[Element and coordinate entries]
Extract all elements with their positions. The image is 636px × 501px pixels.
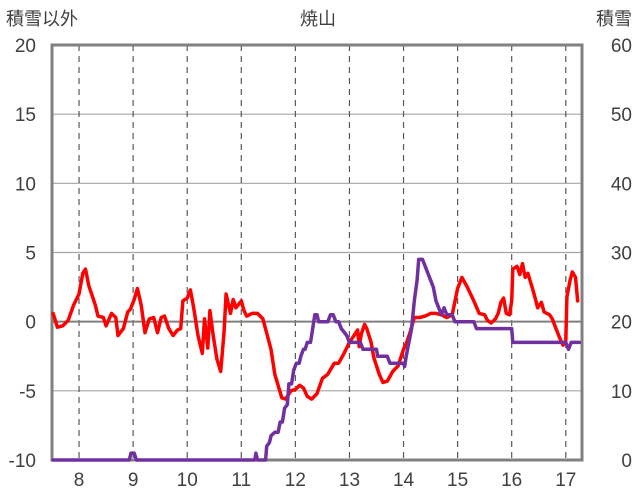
plot-frame: [50, 43, 584, 462]
y-right-tick-label: 40: [611, 174, 632, 195]
tick-labels: -10 -5 0 5 10 15 20 0 10 20 30 40 50 60 8 9 10 11 12 13 14 15…: [9, 36, 632, 491]
y-right-tick-label: 10: [611, 382, 632, 403]
y-left-tick-label: -5: [19, 382, 36, 403]
x-tick-label: 10: [177, 470, 198, 491]
y-right-tick-label: 0: [621, 451, 632, 472]
y-left-tick-label: 5: [25, 244, 36, 265]
x-tick-label: 17: [555, 470, 576, 491]
x-tick-label: 12: [285, 470, 306, 491]
chart-title: 焼山: [300, 9, 336, 30]
y-left-tick-label: 10: [15, 174, 36, 195]
x-tick-label: 9: [128, 470, 139, 491]
y-right-tick-label: 20: [611, 313, 632, 334]
y-left-tick-label: 20: [15, 36, 36, 57]
x-tick-label: 15: [447, 470, 468, 491]
y-left-tick-label: -10: [9, 451, 36, 472]
series-line-red: [51, 261, 580, 401]
y-left-tick-label: 15: [15, 105, 36, 126]
x-tick-label: 16: [501, 470, 522, 491]
y-left-tick-label: 0: [25, 313, 36, 334]
right-axis-label: 積雪: [596, 9, 632, 30]
x-tick-label: 11: [231, 470, 251, 491]
y-right-tick-label: 60: [611, 36, 632, 57]
x-tick-label: 14: [393, 470, 415, 491]
series-layer: [51, 257, 582, 462]
x-tick-label: 13: [339, 470, 360, 491]
series-line-purple: [51, 257, 582, 462]
left-axis-label: 積雪以外: [6, 9, 78, 30]
y-right-tick-label: 50: [611, 105, 632, 126]
y-right-tick-label: 30: [611, 244, 632, 265]
x-tick-label: 8: [74, 470, 85, 491]
plot-border: [50, 43, 584, 462]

#### Objective
Quote every line of the entries word for word, but leave the picture out.

#### Full response
Extract all elements with their positions. The image is 636px × 501px pixels.
plot-frame: [50, 43, 584, 462]
y-right-tick-label: 40: [611, 174, 632, 195]
tick-labels: -10 -5 0 5 10 15 20 0 10 20 30 40 50 60 8 9 10 11 12 13 14 15…: [9, 36, 632, 491]
y-right-tick-label: 10: [611, 382, 632, 403]
y-left-tick-label: -5: [19, 382, 36, 403]
x-tick-label: 10: [177, 470, 198, 491]
y-right-tick-label: 0: [621, 451, 632, 472]
y-left-tick-label: 5: [25, 244, 36, 265]
x-tick-label: 17: [555, 470, 576, 491]
x-tick-label: 12: [285, 470, 306, 491]
chart-title: 焼山: [300, 9, 336, 30]
y-left-tick-label: 10: [15, 174, 36, 195]
x-tick-label: 9: [128, 470, 139, 491]
y-right-tick-label: 20: [611, 313, 632, 334]
y-left-tick-label: 20: [15, 36, 36, 57]
x-tick-label: 15: [447, 470, 468, 491]
y-left-tick-label: -10: [9, 451, 36, 472]
series-line-red: [51, 261, 580, 401]
y-left-tick-label: 15: [15, 105, 36, 126]
x-tick-label: 16: [501, 470, 522, 491]
y-left-tick-label: 0: [25, 313, 36, 334]
right-axis-label: 積雪: [596, 9, 632, 30]
x-tick-label: 11: [231, 470, 251, 491]
y-right-tick-label: 60: [611, 36, 632, 57]
x-tick-label: 14: [393, 470, 415, 491]
series-layer: [51, 257, 582, 462]
x-tick-label: 13: [339, 470, 360, 491]
series-line-purple: [51, 257, 582, 462]
left-axis-label: 積雪以外: [6, 9, 78, 30]
y-right-tick-label: 50: [611, 105, 632, 126]
y-right-tick-label: 30: [611, 244, 632, 265]
x-tick-label: 8: [74, 470, 85, 491]
plot-border: [50, 43, 584, 462]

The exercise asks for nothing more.